● 元の記事
最小兵が成り上がる。西武の春季キャンプ振り分けが20日に発表され、昨年7月に育成から支配下登録された水口大地内野手(26)が初のA班(1軍)メンバー入りを果たした。内野はどこでも守れるユーティリティー。チームは正遊撃手が不在で「1軍の監督コーチに見てもらえる。今年はショートをするつもりで練習してきました」と緊張気味に笑って見せた。

 身長163センチはDeNA内村と並び、12球団所属選手で最も小さい。それでもしぶとい打撃には定評があり、昨季イースタンでは76試合で打率3割2分5厘をマーク。7月は4割超えで月間MVPを獲得した。1年を通し、三振は197打席でわずか7つ。田辺監督は「粘り強くて簡単に三振しない。うちはショートが弱いから、守備の安定感が加わってきたら戦える」と期待した。

 1軍レギュラーの座は十分狙える。昨季遊撃を守ったのは金子侑の57試合を筆頭に、鬼崎47試合、永江51試合、外崎と渡辺が34試合。若手中心に激しい争いが続いている。水口は2軍では主に二塁守備に就いていたが、遊撃でも10試合に出場した。

 支配下登録後の秋季練習も遊撃に入った。「セカンドよりショートをやらせてもらえるように。急に肩が強くなることはないので、リストを鍛えたり、足も鍛えてます」。今オフも、三遊間の厳しい打球に対応できるよう体幹トレーニングに励むなど精進している。

 「初めてのことなので緊張と不安はある。でも1軍の監督、コーチに見てもらえることが本当にうれしい」。準備は万全。独立リーグ出身、育成から昇格したばかりの遅咲きの26歳が、一気に1軍定位置を奪いにかかる。【鎌田良美】

 ◆水口大地(みずぐち・だいち)1989年(平元)6月28日生まれ、長崎県出身。大村工を卒業後、四国九州IL・長崎を経て、四国IL・香川から12年育成ドラフト1巡目で西武に入団。3年目の昨年7月23日に支配下登録され、背番号が「123」から「00」に変更。同年イースタンで76試合に出場して打率3割2分5厘、0本塁打、12打点、18盗塁をマークした。163センチ、60キロ。右投げ左打ち。ドラフト指名時は身長168センチと“サバ読み”していた。

 ◆プロ野球界の小兵 現役では水口と内村(DeNA)の163センチが最も身長が低い。投手では石川(ヤクルト)谷元(日本ハム)の167センチ。過去最小兵は兄弟選手の浜崎真二投手(阪急)忠治内野手(中日)の156センチ。ドラフト制後では162センチの鎌田圭司内野手(中日)がいた。163センチでは弘田澄男外野手(ロッテ、阪神)がベストナイン2度、ダイヤモンドグラブ賞5度と活躍。168センチの若松(ヤクルト)は通算打率3割1分9厘で「小さな大打者」と呼ばれた。

● 課題 1
記事の「身長163センチはDeNA内」から「ングに励むなど精進している。」までを、両端も含めて一字一句変えずに書き写すこと。
● 課題 2
記事によると、支配下登録された際に水口大地の背番号は何番から何番に変わったか。
このあとの記録は、記事とは別個の資料である。

● 提供された記録
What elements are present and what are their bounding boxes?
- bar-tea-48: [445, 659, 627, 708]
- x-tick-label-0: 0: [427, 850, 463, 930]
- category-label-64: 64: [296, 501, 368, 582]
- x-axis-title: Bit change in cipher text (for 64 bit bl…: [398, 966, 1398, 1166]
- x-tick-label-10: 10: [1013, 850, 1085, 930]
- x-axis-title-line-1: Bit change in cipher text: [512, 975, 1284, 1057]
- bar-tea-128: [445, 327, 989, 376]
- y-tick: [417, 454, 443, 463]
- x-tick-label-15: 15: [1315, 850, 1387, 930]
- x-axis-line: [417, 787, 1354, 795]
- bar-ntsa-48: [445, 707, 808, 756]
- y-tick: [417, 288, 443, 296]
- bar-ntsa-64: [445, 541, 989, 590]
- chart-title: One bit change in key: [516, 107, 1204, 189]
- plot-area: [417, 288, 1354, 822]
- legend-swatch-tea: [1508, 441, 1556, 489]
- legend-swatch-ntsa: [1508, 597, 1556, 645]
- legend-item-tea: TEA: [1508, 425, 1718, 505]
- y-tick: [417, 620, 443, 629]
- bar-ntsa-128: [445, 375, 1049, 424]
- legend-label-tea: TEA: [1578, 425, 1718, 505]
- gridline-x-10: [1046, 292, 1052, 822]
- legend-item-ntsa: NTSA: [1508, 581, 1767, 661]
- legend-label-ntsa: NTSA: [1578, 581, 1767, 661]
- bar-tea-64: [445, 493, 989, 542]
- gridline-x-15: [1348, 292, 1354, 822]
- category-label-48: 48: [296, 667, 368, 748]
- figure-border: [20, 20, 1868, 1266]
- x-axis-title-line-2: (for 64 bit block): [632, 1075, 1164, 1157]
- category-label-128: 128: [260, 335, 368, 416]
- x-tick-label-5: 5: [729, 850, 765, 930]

● 解答 1
身長163センチはDeNA内村と並び、12球団所属選手で最も小さい。それでもしぶとい打撃には定評があり、昨季イースタンでは76試合で打率3割2分5厘をマーク。7月は4割超えで月間MVPを獲得した。1年を通し、三振は197打席でわずか7つ。田辺監督は「粘り強くて簡単に三振しない。うちはショートが弱いから、守備の安定感が加わってきたら戦える」と期待した。

 1軍レギュラーの座は十分狙える。昨季遊撃を守ったのは金子侑の57試合を筆頭に、鬼崎47試合、永江51試合、外崎と渡辺が34試合。若手中心に激しい争いが続いている。水口は2軍では主に二塁守備に就いていたが、遊撃でも10試合に出場した。

 支配下登録後の秋季練習も遊撃に入った。「セカンドよりショートをやらせてもらえるように。急に肩が強くなることはないので、リストを鍛えたり、足も鍛えてます」。今オフも、三遊間の厳しい打球に対応できるよう体幹トレーニングに励むなど精進している。

● 解答 2
「123」から「00」に変わった。